→ PARTS OF THE EXERCISE:
1 – Do the following statements agree with the lift passage? For each, answer yes or no and quote the deciding words of the passage.
(a) The original lifts from the second to the third level used a separate counterbalance.
(b) The original lifts and their hydraulic mechanism were scrapped in 1982.
(c) The replacement lifts to the third level can move as many people as the lower public lifts.
2 – Carry on the passage about the tower's lifts from the point where it ends.

→ SOURCE PASSAGE:
----

The east and west hydraulic (water) lift works are on display and, at least in theory, are open to the public in a small museum located in base of the East and West tower, which is somewhat hidden from public view. Because the massive mechanism requires frequent lubrication and attention, public access is often restricted. However, when open, the wait times are much less than the other, more popular, attractions. The rope mechanism of the North tower is visible to visitors as they exit from the lift.

Second to Third level

The original Hydraulic pump for the Edoux lifts.

The original lift from the second to the third floor were also of a water powered hydraulic design supplied by Léon Edoux. Instead of using a separate counterbalance, the two lift cars counterbalanced each other. A pair of 81 metre long hydraulic rams were mounted on the second level reaching nearly half way up to the third level. A lift car was mounted on top of the rams. Ropes ran from the top of this car up to a sheave on the third level and back down to a second car. The result of this arrangement was that each car only travelled half the distance between the second and third levels and passengers were required to change lifts halfway walking between the cars along a narrow gangway with a very impressive and relatively unobstructed downward view. The 10 tonne cars held 65 passengers each or up to 4 tonnes.

One interesting feature of the original installation was that the hoisting rope ran through guides to retain it on windy days to prevent it flapping and becoming damaged. The guides were mechanically moved out of the way of the ascending car by the movement of the car itself. In spite of some antifreeze being added to the water that operated this system, it nevertheless had to close to the public from November to March each year.

The original spiral stairs to the third floor which were only 80 centimetres wide. Note also the small service lift in the background.

The original lifts complete with their hydraulic mechanism were completely scrapped in 1982 after 97 years of service. They were replaced with two pairs of relatively standard rope hoisted cars which were able to operate all the year round. The cars operate in pairs with one providing the counterbalance for the other. Neither car can move unless both sets of doors are closed and both operators have given a start command. The commands from the cars to the hoising mechanism are by radio obviating the necessity of a control cable. The replacement installation also has the advantage that the ascent can be made without changing cars and has reduced the ascent time from 8 minutes (including change) to 1 minute and 40 seconds. This instalation also has guides for the hoisting ropes but they are electrically operated. The guide once it has moved out of the way as the car ascends automatically reverses when the car has passed to prevent the mechanism becoming snagged on the car on the downward journey in the event it has failed to completely clear the car. Unfortunately these lifts do not have the capacity to move as many people as the 3 public lower lifts and long queues to ascend to the third level are common. Most of the intermediate level structure present on the tower today was installed when the lifts were replaced and allows maintenance workers to take the lift half way.

----

→ RECORDED INFORMATION:
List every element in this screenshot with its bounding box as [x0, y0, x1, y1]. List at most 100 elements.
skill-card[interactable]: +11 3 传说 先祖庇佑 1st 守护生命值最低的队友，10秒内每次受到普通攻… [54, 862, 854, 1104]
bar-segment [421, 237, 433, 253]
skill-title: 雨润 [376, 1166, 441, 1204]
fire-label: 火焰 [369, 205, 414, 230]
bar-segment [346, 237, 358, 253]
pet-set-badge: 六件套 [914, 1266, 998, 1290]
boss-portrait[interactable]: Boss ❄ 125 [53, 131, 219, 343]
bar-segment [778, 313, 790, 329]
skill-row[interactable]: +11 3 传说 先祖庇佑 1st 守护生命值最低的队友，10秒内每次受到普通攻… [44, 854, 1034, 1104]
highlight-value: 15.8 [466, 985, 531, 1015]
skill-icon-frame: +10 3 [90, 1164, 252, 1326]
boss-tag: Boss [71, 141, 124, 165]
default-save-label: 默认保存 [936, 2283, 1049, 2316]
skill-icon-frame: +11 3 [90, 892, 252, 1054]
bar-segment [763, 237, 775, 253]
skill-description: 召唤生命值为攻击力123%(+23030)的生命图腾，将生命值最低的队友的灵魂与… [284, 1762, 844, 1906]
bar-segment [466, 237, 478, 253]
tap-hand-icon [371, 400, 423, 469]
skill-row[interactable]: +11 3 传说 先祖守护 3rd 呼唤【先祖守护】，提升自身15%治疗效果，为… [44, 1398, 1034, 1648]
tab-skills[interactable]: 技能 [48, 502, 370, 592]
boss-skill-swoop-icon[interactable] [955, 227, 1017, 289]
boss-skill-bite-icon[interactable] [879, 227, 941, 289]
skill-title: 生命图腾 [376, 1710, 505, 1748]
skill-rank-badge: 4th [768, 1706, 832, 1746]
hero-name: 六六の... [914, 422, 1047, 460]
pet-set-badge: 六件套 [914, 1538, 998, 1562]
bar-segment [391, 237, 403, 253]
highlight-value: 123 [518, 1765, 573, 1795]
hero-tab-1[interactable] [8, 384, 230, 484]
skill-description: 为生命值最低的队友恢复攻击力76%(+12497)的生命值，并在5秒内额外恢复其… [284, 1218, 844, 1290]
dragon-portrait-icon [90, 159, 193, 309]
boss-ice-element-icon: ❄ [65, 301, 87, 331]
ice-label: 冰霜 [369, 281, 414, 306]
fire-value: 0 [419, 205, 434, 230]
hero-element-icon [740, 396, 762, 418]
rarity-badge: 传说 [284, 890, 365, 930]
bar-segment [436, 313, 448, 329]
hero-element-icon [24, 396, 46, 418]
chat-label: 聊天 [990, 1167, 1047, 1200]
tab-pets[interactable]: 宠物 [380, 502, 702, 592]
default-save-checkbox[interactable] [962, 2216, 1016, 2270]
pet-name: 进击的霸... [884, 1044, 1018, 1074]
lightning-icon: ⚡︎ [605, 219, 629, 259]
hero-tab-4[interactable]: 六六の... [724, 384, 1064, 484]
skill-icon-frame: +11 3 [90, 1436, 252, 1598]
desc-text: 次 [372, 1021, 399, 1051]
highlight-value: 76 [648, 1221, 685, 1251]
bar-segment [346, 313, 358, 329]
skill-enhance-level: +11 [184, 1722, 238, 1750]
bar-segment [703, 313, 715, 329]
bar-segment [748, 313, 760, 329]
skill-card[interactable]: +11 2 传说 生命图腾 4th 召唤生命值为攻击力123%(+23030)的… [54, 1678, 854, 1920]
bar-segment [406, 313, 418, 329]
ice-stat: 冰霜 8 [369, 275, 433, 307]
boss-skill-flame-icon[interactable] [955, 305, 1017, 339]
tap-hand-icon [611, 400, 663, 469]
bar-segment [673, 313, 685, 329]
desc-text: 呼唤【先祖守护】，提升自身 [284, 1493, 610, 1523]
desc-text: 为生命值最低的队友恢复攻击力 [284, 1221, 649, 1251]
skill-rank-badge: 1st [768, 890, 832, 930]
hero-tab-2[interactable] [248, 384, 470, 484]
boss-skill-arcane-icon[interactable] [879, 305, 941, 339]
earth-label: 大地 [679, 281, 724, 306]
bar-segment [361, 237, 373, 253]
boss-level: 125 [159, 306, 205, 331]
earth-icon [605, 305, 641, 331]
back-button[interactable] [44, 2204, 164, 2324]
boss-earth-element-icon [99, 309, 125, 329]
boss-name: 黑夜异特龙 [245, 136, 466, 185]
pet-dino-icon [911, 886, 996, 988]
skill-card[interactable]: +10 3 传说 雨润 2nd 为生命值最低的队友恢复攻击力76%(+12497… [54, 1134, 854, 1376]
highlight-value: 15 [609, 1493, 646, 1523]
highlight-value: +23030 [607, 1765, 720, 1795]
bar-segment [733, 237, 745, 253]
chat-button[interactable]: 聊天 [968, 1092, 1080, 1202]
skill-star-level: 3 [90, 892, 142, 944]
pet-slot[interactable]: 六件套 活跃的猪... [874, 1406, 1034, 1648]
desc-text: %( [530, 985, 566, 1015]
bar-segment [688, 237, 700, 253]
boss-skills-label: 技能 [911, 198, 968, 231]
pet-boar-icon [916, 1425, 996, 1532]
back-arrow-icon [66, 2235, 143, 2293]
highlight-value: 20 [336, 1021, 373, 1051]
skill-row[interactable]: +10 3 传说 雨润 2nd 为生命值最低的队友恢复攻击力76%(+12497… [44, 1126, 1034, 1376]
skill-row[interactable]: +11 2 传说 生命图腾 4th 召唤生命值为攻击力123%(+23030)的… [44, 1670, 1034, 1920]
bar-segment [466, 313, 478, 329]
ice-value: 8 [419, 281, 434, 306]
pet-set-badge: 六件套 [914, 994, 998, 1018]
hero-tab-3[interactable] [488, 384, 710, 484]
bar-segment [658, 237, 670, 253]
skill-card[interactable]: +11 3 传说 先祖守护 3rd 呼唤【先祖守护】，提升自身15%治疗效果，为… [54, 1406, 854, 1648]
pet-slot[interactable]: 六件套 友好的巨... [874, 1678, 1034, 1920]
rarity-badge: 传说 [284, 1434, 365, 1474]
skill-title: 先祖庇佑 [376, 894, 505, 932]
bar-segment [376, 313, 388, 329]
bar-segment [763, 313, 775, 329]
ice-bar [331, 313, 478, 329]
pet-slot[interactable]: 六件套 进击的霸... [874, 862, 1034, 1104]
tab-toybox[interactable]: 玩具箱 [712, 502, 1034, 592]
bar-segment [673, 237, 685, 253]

----

→ EXPECTED RESULTS:
1 –
(a) No: "Instead of using a separate counterbalance, the two lift cars counterbalanced each other."
(b) Yes: "The original lifts complete with their hydraulic mechanism were completely scrapped in 1982 after 97 years of service."
(c) No: "Unfortunately these lifts do not have the capacity to move as many people as the 3 public lower lifts and long queues to ascend to the third level are common."

2 –
The replacement of these lifts allowed the restructuring of the criss-cross beams in upper part of the tower and further allowed the installation of two emergency staircases. These replaced the dangerous winding stairs that were installed when the tower was constructed.


Lightning strikes the Eiffel Tower on June 3, 1902, at 9:20 P.M
The Eiffel Tower served as an advertising space for Citroën from 1925 to 1934.
  • On 10 September 1889, Thomas Edison visited the tower. He signed the guestbook with the following message—
To M Eiffel the Engineer the brave builder of so gigantic and original specimen of modern Engineering from one who has the greatest respect and admiration for all Engineers including the Great Engineer the Bon Dieu, Thomas Edison.
  • Father Theodor Wulf in 1910 took observations of radiant energy radiating at the top and bottom of the tower, discovering at the top more than was expected, and thereby detecting what are today known as cosmic rays.[18]
  • On 4 February 1912, Austrian tailor Franz Reichelt died after jumping 60 metres from the first deck of Eiffel tower with his home-made parachute.
  • In 1925, the con artist Victor Lustig "sold" the tower for scrap metal on two separate, but related occasions.
  • In 1930, the tower lost the title of the world's tallest structure when the Chrysler Building was completed in New York City.
  • From 1925 to 1934, illuminated signs for Citroën adorned three of the tower's four sides, making it the tallest advertising space in the world at the time.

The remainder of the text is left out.